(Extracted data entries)
=======
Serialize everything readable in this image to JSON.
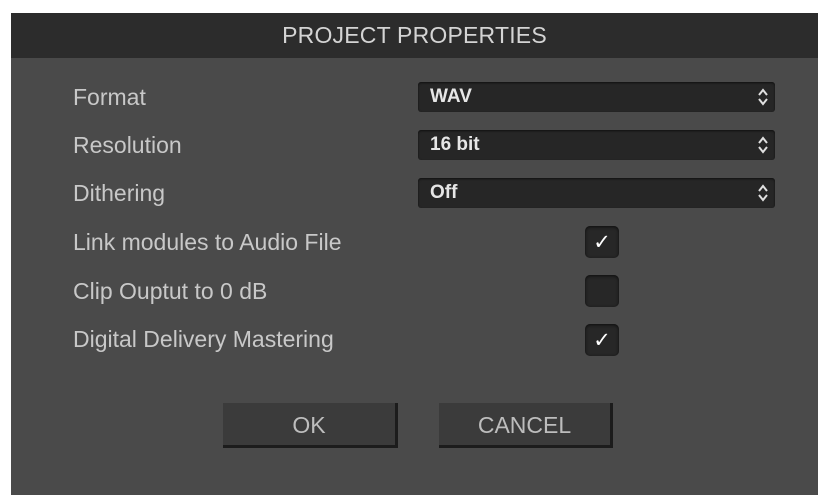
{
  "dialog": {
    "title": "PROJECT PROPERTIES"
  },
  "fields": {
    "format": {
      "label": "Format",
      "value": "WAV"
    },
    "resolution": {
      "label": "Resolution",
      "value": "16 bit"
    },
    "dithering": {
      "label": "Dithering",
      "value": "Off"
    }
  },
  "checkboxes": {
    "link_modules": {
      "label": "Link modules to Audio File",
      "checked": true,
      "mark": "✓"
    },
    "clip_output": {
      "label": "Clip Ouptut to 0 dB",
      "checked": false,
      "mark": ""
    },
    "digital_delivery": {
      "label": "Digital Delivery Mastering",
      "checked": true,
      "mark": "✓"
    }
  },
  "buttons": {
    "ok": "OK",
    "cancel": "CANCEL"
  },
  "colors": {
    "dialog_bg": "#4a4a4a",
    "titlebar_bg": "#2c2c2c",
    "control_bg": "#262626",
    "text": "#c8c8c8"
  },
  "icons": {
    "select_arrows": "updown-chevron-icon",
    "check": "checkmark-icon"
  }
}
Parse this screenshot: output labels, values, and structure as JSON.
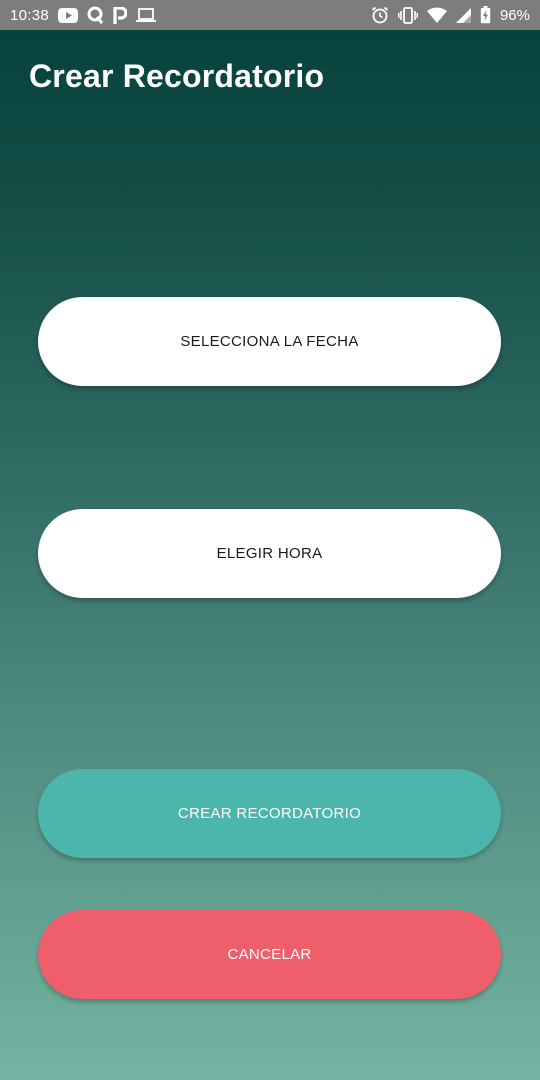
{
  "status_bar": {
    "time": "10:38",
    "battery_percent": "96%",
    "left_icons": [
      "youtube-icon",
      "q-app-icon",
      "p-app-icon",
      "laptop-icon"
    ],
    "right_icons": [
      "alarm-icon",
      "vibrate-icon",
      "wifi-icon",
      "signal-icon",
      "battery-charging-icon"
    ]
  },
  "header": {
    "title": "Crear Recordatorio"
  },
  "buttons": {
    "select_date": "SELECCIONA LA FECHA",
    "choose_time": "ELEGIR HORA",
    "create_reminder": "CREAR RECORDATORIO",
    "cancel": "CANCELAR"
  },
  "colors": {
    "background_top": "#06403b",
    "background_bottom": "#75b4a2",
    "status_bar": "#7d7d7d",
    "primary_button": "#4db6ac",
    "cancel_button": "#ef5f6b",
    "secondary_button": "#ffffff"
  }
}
=======
Give again the lines from the line that contains "Parse this screenshot: output" through the last line of the material above, exactly and with both ends included. Omit the pictures.

Parse this screenshot: output labels, values, and structure as JSON.
{
  "status_bar": {
    "time": "10:38",
    "battery_percent": "96%",
    "left_icons": [
      "youtube-icon",
      "q-app-icon",
      "p-app-icon",
      "laptop-icon"
    ],
    "right_icons": [
      "alarm-icon",
      "vibrate-icon",
      "wifi-icon",
      "signal-icon",
      "battery-charging-icon"
    ]
  },
  "header": {
    "title": "Crear Recordatorio"
  },
  "buttons": {
    "select_date": "SELECCIONA LA FECHA",
    "choose_time": "ELEGIR HORA",
    "create_reminder": "CREAR RECORDATORIO",
    "cancel": "CANCELAR"
  },
  "colors": {
    "background_top": "#06403b",
    "background_bottom": "#75b4a2",
    "status_bar": "#7d7d7d",
    "primary_button": "#4db6ac",
    "cancel_button": "#ef5f6b",
    "secondary_button": "#ffffff"
  }
}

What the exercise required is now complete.